• WHAT IS ASKED: Sort through the data and copy the lines holding the word "przez".

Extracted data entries
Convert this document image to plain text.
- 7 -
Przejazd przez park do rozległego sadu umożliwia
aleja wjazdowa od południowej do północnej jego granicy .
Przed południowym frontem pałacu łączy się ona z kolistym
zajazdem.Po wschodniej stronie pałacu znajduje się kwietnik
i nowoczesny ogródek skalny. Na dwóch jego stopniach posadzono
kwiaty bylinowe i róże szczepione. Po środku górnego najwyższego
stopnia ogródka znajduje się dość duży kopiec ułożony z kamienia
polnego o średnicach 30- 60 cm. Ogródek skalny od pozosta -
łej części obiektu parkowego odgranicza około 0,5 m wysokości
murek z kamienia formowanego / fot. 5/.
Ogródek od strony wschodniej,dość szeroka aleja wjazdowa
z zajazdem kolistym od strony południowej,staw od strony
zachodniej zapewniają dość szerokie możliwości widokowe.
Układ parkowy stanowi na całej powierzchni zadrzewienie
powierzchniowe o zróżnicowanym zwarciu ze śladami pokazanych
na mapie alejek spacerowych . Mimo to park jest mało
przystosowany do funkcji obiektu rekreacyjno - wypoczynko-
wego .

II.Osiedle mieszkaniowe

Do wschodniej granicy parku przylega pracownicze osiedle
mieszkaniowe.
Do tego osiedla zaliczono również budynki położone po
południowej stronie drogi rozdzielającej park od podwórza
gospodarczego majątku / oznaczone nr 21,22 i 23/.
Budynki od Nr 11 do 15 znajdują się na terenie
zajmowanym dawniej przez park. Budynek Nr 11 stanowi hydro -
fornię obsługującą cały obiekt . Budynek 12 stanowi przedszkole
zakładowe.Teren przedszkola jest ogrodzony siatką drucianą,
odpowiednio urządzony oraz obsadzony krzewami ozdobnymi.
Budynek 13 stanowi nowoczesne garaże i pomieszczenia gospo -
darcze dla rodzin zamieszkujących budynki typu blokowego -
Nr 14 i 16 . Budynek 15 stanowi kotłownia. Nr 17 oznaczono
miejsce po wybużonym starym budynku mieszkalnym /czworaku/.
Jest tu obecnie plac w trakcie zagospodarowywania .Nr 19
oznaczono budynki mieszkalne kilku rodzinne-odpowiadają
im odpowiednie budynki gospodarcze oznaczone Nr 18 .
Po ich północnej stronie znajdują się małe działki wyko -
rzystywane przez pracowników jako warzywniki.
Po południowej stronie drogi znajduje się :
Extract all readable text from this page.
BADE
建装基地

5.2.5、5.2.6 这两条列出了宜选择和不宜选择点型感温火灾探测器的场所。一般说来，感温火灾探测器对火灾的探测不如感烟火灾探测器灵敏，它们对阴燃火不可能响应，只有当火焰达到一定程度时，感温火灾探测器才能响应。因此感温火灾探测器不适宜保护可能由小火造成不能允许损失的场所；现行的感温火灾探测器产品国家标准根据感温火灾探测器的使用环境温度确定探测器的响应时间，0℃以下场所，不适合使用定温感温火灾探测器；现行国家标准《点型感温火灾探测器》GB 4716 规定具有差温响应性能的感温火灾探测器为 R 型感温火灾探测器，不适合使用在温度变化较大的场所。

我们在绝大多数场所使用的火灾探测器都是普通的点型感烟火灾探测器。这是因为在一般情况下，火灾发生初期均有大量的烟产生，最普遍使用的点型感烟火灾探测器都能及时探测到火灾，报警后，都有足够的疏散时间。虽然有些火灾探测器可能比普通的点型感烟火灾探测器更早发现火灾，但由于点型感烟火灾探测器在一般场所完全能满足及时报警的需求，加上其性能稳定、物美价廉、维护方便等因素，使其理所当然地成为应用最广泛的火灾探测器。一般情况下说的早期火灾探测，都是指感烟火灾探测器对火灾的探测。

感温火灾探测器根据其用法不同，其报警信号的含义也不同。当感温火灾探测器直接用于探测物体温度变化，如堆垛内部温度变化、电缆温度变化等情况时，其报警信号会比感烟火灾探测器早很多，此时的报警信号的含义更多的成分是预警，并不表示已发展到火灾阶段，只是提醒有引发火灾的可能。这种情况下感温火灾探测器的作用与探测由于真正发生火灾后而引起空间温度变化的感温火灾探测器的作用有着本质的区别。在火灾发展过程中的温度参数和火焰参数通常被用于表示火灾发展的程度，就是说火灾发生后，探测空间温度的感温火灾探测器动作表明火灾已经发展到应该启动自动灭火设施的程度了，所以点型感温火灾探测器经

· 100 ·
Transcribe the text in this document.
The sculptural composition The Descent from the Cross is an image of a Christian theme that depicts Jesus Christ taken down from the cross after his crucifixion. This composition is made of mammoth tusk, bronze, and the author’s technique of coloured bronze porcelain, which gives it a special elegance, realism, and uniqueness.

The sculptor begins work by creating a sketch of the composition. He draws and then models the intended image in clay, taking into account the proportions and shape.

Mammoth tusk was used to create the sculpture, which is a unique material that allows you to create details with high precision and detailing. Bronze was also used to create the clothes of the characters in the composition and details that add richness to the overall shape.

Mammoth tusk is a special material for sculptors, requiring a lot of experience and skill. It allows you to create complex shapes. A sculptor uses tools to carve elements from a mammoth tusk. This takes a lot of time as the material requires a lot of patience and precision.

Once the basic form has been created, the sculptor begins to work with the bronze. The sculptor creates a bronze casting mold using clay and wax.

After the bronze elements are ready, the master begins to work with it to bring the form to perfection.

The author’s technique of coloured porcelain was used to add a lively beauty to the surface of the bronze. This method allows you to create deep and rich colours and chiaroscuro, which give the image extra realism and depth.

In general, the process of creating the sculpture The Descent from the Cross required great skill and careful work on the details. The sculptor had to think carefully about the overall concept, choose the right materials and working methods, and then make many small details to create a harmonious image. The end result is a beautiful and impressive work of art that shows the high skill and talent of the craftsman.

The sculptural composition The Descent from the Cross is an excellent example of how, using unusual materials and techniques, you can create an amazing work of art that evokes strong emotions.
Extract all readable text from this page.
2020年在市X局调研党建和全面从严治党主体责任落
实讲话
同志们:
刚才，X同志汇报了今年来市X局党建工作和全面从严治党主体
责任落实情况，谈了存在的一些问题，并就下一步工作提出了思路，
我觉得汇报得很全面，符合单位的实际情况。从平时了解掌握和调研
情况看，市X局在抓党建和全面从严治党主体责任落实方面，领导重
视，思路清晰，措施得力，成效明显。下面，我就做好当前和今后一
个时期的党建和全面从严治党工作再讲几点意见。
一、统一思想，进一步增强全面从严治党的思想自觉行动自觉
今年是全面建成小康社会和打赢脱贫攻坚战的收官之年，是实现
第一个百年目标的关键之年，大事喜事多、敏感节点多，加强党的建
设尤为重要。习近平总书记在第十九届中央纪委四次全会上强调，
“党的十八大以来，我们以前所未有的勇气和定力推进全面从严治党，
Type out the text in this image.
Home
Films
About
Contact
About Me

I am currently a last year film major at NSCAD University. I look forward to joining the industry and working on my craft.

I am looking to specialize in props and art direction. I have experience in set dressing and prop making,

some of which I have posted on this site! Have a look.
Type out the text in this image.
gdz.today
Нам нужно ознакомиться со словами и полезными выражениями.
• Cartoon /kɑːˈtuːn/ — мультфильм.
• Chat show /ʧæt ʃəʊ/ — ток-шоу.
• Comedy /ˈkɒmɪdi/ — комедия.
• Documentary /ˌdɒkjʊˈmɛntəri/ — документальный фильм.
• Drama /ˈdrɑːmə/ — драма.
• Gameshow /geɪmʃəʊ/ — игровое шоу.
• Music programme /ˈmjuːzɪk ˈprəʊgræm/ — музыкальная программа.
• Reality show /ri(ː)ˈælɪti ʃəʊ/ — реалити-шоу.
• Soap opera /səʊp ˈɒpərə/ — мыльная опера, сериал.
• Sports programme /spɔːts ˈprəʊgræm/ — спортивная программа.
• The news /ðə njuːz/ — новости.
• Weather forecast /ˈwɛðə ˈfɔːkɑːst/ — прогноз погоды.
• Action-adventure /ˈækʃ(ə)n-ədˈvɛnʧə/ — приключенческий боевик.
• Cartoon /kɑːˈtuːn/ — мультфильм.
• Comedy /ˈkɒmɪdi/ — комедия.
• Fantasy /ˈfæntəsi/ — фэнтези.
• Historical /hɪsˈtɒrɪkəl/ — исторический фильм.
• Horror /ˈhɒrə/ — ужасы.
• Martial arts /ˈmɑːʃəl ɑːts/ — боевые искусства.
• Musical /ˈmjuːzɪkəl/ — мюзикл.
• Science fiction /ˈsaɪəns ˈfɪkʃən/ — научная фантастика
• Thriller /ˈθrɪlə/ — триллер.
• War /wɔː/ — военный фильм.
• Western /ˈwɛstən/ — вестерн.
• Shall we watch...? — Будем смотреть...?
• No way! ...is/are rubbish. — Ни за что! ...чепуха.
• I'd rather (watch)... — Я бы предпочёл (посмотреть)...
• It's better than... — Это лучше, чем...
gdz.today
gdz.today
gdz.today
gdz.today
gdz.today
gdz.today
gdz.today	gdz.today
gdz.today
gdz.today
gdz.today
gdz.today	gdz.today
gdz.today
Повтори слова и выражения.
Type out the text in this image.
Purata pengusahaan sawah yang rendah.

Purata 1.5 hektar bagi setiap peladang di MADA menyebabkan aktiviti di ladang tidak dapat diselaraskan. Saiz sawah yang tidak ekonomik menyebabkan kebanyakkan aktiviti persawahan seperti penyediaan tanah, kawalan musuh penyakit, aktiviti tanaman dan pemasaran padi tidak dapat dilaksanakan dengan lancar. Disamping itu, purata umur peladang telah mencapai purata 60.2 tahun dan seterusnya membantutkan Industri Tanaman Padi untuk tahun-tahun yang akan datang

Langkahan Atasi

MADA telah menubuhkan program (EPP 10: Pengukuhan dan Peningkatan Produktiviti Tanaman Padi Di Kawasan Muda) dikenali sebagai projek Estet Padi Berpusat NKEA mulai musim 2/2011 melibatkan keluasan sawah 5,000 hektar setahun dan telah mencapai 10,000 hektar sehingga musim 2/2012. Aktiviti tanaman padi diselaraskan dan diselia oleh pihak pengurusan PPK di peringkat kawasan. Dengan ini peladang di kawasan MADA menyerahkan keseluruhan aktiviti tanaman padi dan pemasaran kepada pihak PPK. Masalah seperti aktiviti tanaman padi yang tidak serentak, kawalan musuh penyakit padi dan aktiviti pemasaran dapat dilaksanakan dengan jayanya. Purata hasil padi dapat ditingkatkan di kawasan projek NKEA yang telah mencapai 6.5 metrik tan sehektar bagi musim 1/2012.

• OUTPUT FOR THIS TASK:
Przejazd przez park do rozległego sadu umożliwia
zajmowanym dawniej przez park. Budynek Nr 11 stanowi hydro -
rzystywane przez pracowników jako warzywniki.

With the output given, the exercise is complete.